§ **Short exercise**: Print each line of the records below verbatim, leaving out the pictures.

§ **Material provided**:

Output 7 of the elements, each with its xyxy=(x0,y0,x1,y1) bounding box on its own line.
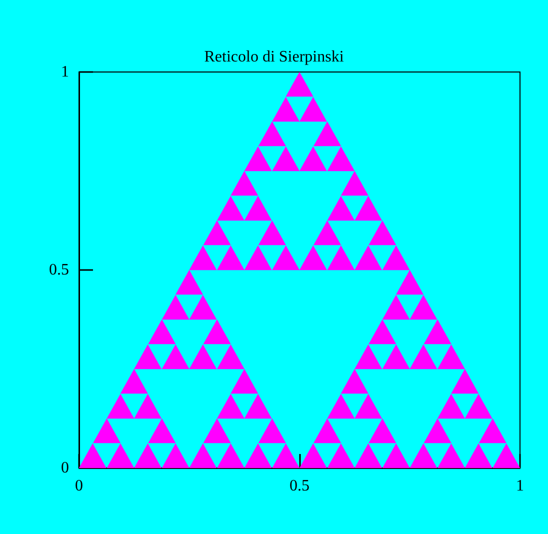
y-tick-label: 0.5 xyxy=(49,262,69,278)
x-tick-label: 0.5 xyxy=(290,478,310,494)
x-tick-label: 0 xyxy=(75,478,83,494)
x-tick-label: 1 xyxy=(516,478,524,494)
y-tick-label: 0 xyxy=(61,460,69,476)
chart-title: Reticolo di Sierpinski xyxy=(204,48,344,66)
y-tick-label: 1 xyxy=(61,64,69,80)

§ **Task response**:
Output 7 of the elements, each with its xyxy=(x0,y0,x1,y1) bounding box on its own line.
y-tick-label: 0.5 xyxy=(49,262,69,278)
x-tick-label: 0.5 xyxy=(290,478,310,494)
x-tick-label: 0 xyxy=(75,478,83,494)
x-tick-label: 1 xyxy=(516,478,524,494)
y-tick-label: 0 xyxy=(61,460,69,476)
chart-title: Reticolo di Sierpinski xyxy=(204,48,344,66)
y-tick-label: 1 xyxy=(61,64,69,80)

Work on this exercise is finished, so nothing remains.